**Given records:**
----

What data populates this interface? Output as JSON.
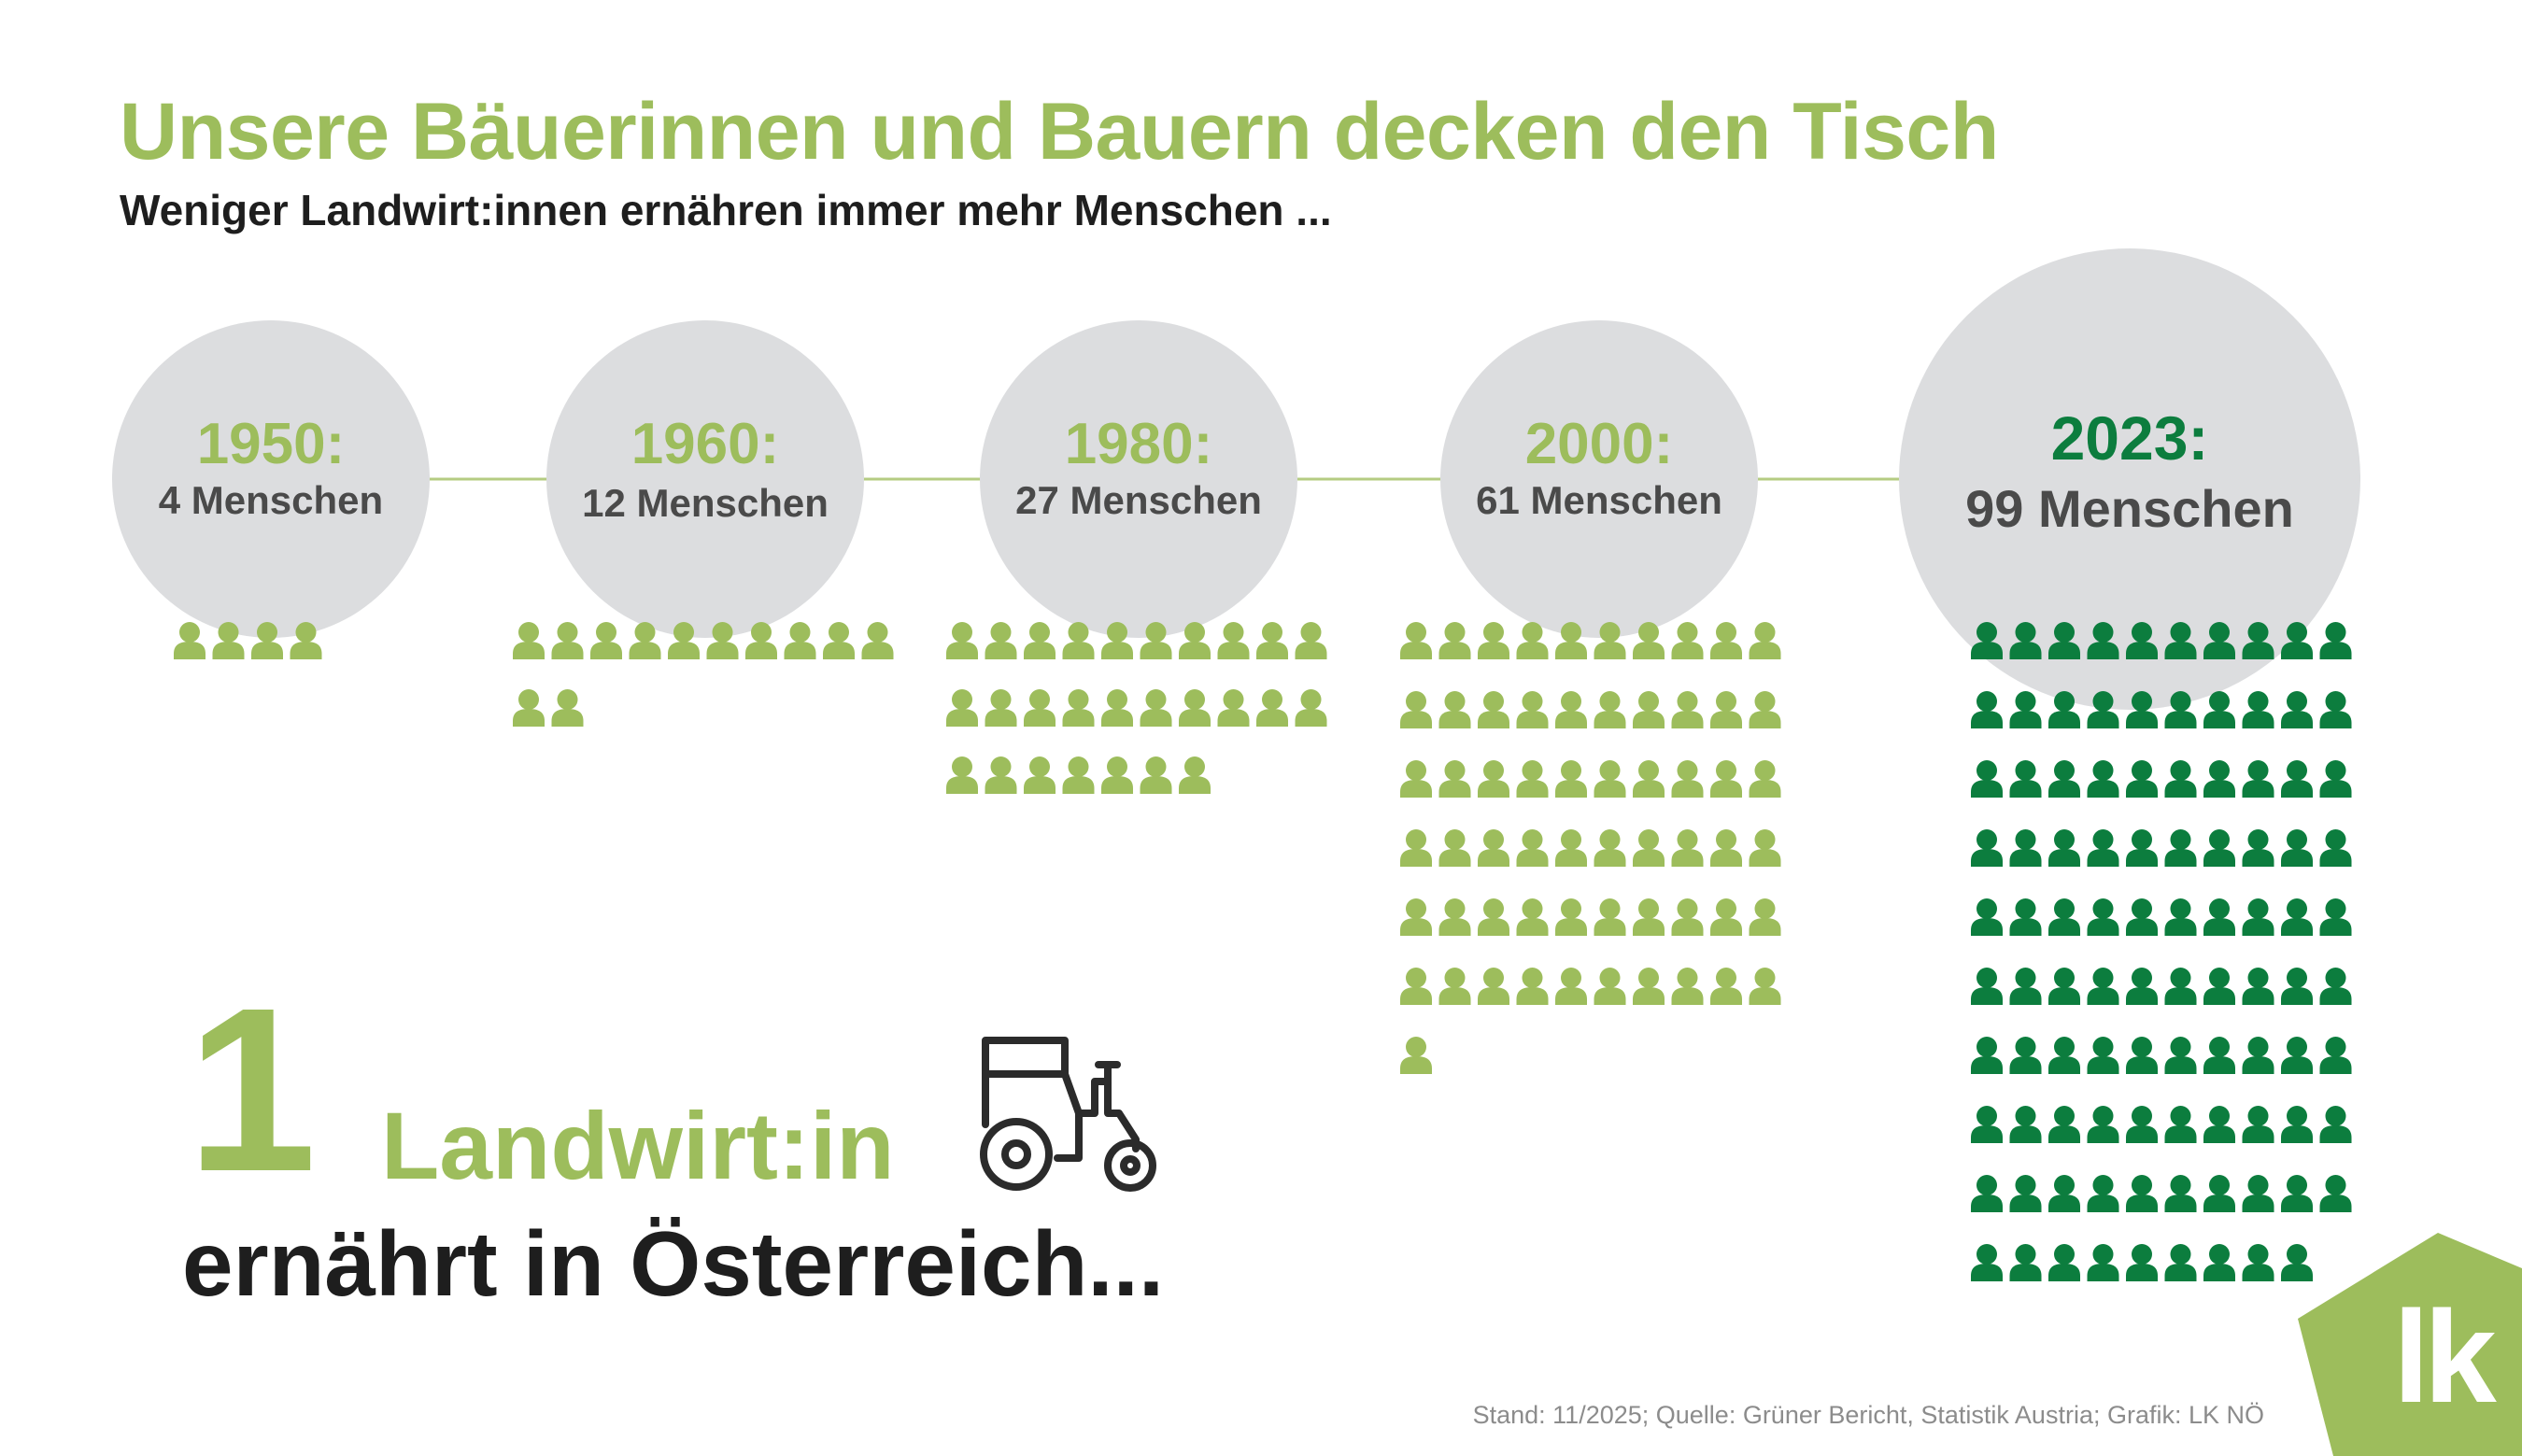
{
  "title": "Unsere Bäuerinnen und Bauern decken den Tisch",
  "subtitle": "Weniger Landwirt:innen ernähren immer mehr Menschen ...",
  "headline": {
    "number": "1",
    "farmer": "Landwirt:in",
    "feeds": "ernährt in Österreich..."
  },
  "icons": {
    "tractor": "tractor-icon",
    "person": "person-icon"
  },
  "source": "Stand: 11/2025; Quelle: Grüner Bericht, Statistik Austria; Grafik: LK NÖ",
  "logo_text": "lk",
  "colors": {
    "light_green": "#9dbd5c",
    "dark_green": "#0c7d3e",
    "circle_gray": "#dcdddf",
    "text_dark": "#4a4a4a",
    "line": "#b5cc82"
  },
  "chart_data": {
    "type": "pictogram",
    "title": "Weniger Landwirt:innen ernähren immer mehr Menschen ...",
    "unit": "Menschen",
    "categories": [
      "1950",
      "1960",
      "1980",
      "2000",
      "2023"
    ],
    "values": [
      4,
      12,
      27,
      61,
      99
    ],
    "year_labels": [
      "1950:",
      "1960:",
      "1980:",
      "2000:",
      "2023:"
    ],
    "value_labels": [
      "4 Menschen",
      "12 Menschen",
      "27 Menschen",
      "61 Menschen",
      "99 Menschen"
    ],
    "icons_per_row": 10,
    "highlight": "2023"
  }
}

----

Using the entries above, find all lines with "Landwirt". Copy them.

  "subtitle": "Weniger Landwirt:innen ernähren immer mehr Menschen ...",
    "farmer": "Landwirt:in",
    "title": "Weniger Landwirt:innen ernähren immer mehr Menschen ...",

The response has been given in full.